**Data to use**
*-*-*
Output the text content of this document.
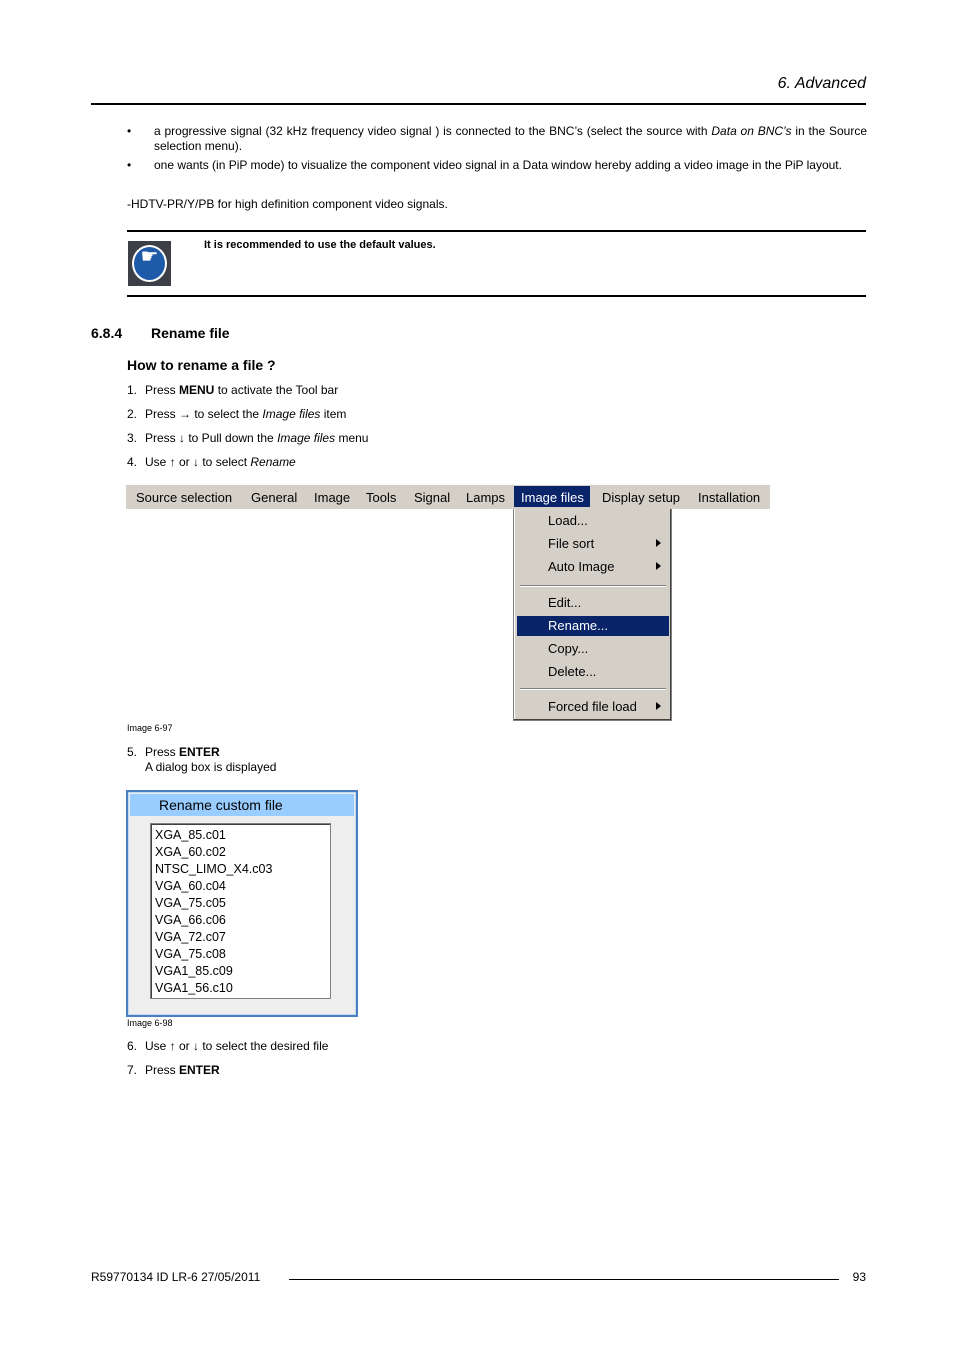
6. Advanced
• a progressive signal (32 kHz frequency video signal ) is connected to the BNC’s (select the source with Data on BNC’s in the Source selection menu).
• one wants (in PiP mode) to visualize the component video signal in a Data window hereby adding a video image in the PiP layout.
-HDTV-PR/Y/PB for high definition component video signals.
☛
It is recommended to use the default values.
6.8.4 Rename file
How to rename a file ?
1. Press MENU to activate the Tool bar
2. Press → to select the Image files item
3. Press ↓ to Pull down the Image files menu
4. Use ↑ or ↓ to select Rename
Source selection General Image Tools Signal Lamps	Image files	Display setup Installation
Load...
File sort
Auto Image
Edit...
Rename...
Copy...
Delete...
Forced file load
Image 6-97
5. Press ENTER
A dialog box is displayed
Rename custom file
XGA_85.c01
XGA_60.c02
NTSC_LIMO_X4.c03
VGA_60.c04
VGA_75.c05
VGA_66.c06
VGA_72.c07
VGA_75.c08
VGA1_85.c09
VGA1_56.c10
Image 6-98
6. Use ↑ or ↓ to select the desired file
7. Press ENTER
R59770134 ID LR-6 27/05/2011	93
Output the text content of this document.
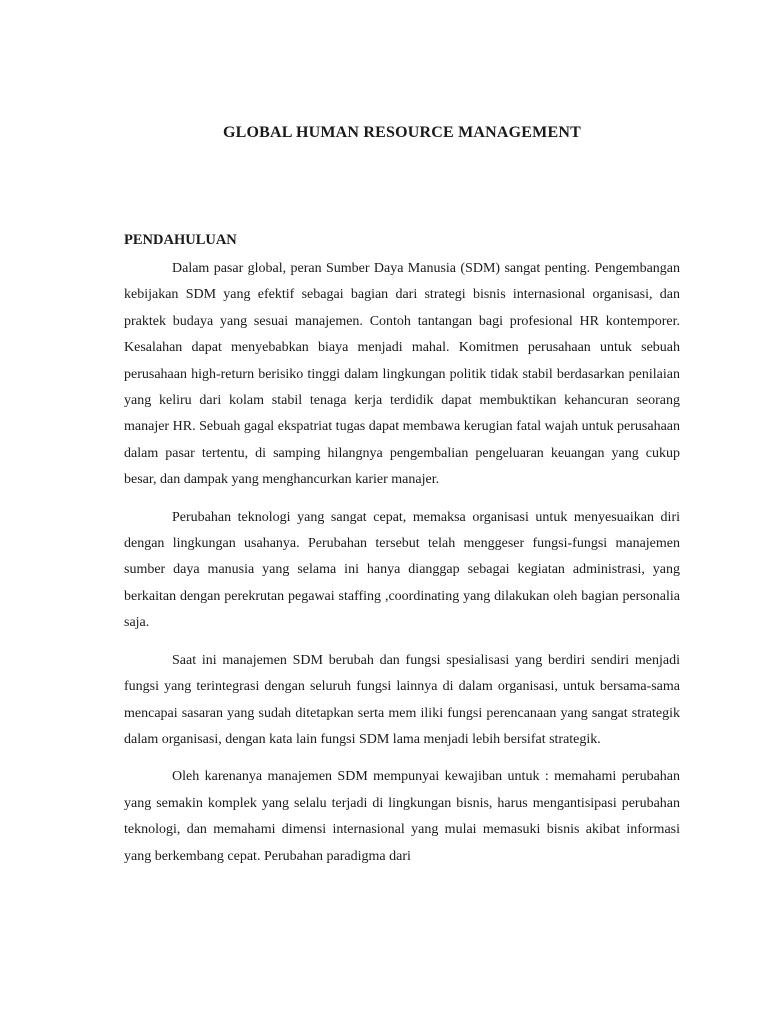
GLOBAL HUMAN RESOURCE MANAGEMENT
PENDAHULUAN

Dalam pasar global, peran Sumber Daya Manusia (SDM) sangat penting. Pengembangan kebijakan SDM yang efektif sebagai bagian dari strategi bisnis internasional organisasi, dan praktek budaya yang sesuai manajemen. Contoh tantangan bagi profesional HR kontemporer. Kesalahan dapat menyebabkan biaya menjadi mahal. Komitmen perusahaan untuk sebuah perusahaan high-return berisiko tinggi dalam lingkungan politik tidak stabil berdasarkan penilaian yang keliru dari kolam stabil tenaga kerja terdidik dapat membuktikan kehancuran seorang manajer HR. Sebuah gagal ekspatriat tugas dapat membawa kerugian fatal wajah untuk perusahaan dalam pasar tertentu, di samping hilangnya pengembalian pengeluaran keuangan yang cukup besar, dan dampak yang menghancurkan karier manajer.

Perubahan teknologi yang sangat cepat, memaksa organisasi untuk menyesuaikan diri dengan lingkungan usahanya. Perubahan tersebut telah menggeser fungsi-fungsi manajemen sumber daya manusia yang selama ini hanya dianggap sebagai kegiatan administrasi, yang berkaitan dengan perekrutan pegawai staffing ,coordinating yang dilakukan oleh bagian personalia saja.

Saat ini manajemen SDM berubah dan fungsi spesialisasi yang berdiri sendiri menjadi fungsi yang terintegrasi dengan seluruh fungsi lainnya di dalam organisasi, untuk bersama-sama mencapai sasaran yang sudah ditetapkan serta mem iliki fungsi perencanaan yang sangat strategik dalam organisasi, dengan kata lain fungsi SDM lama menjadi lebih bersifat strategik.

Oleh karenanya manajemen SDM mempunyai kewajiban untuk : memahami perubahan yang semakin komplek yang selalu terjadi di lingkungan bisnis, harus mengantisipasi perubahan teknologi, dan memahami dimensi internasional yang mulai memasuki bisnis akibat informasi yang berkembang cepat. Perubahan paradigma dari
*-*-*
Reproduce every entry word for word, but skip any pictures.

Output the text content of this document.
6. Advanced
• a progressive signal (32 kHz frequency video signal ) is connected to the BNC’s (select the source with Data on BNC’s in the Source selection menu).
• one wants (in PiP mode) to visualize the component video signal in a Data window hereby adding a video image in the PiP layout.
-HDTV-PR/Y/PB for high definition component video signals.
☛
It is recommended to use the default values.
6.8.4 Rename file
How to rename a file ?
1. Press MENU to activate the Tool bar
2. Press → to select the Image files item
3. Press ↓ to Pull down the Image files menu
4. Use ↑ or ↓ to select Rename
Source selection General Image Tools Signal Lamps	Image files	Display setup Installation
Load...
File sort
Auto Image
Edit...
Rename...
Copy...
Delete...
Forced file load
Image 6-97
5. Press ENTER
A dialog box is displayed
Rename custom file
XGA_85.c01
XGA_60.c02
NTSC_LIMO_X4.c03
VGA_60.c04
VGA_75.c05
VGA_66.c06
VGA_72.c07
VGA_75.c08
VGA1_85.c09
VGA1_56.c10
Image 6-98
6. Use ↑ or ↓ to select the desired file
7. Press ENTER
R59770134 ID LR-6 27/05/2011	93
Output the text content of this document.
GLOBAL HUMAN RESOURCE MANAGEMENT
PENDAHULUAN

Dalam pasar global, peran Sumber Daya Manusia (SDM) sangat penting. Pengembangan kebijakan SDM yang efektif sebagai bagian dari strategi bisnis internasional organisasi, dan praktek budaya yang sesuai manajemen. Contoh tantangan bagi profesional HR kontemporer. Kesalahan dapat menyebabkan biaya menjadi mahal. Komitmen perusahaan untuk sebuah perusahaan high-return berisiko tinggi dalam lingkungan politik tidak stabil berdasarkan penilaian yang keliru dari kolam stabil tenaga kerja terdidik dapat membuktikan kehancuran seorang manajer HR. Sebuah gagal ekspatriat tugas dapat membawa kerugian fatal wajah untuk perusahaan dalam pasar tertentu, di samping hilangnya pengembalian pengeluaran keuangan yang cukup besar, dan dampak yang menghancurkan karier manajer.

Perubahan teknologi yang sangat cepat, memaksa organisasi untuk menyesuaikan diri dengan lingkungan usahanya. Perubahan tersebut telah menggeser fungsi-fungsi manajemen sumber daya manusia yang selama ini hanya dianggap sebagai kegiatan administrasi, yang berkaitan dengan perekrutan pegawai staffing ,coordinating yang dilakukan oleh bagian personalia saja.

Saat ini manajemen SDM berubah dan fungsi spesialisasi yang berdiri sendiri menjadi fungsi yang terintegrasi dengan seluruh fungsi lainnya di dalam organisasi, untuk bersama-sama mencapai sasaran yang sudah ditetapkan serta mem iliki fungsi perencanaan yang sangat strategik dalam organisasi, dengan kata lain fungsi SDM lama menjadi lebih bersifat strategik.

Oleh karenanya manajemen SDM mempunyai kewajiban untuk : memahami perubahan yang semakin komplek yang selalu terjadi di lingkungan bisnis, harus mengantisipasi perubahan teknologi, dan memahami dimensi internasional yang mulai memasuki bisnis akibat informasi yang berkembang cepat. Perubahan paradigma dari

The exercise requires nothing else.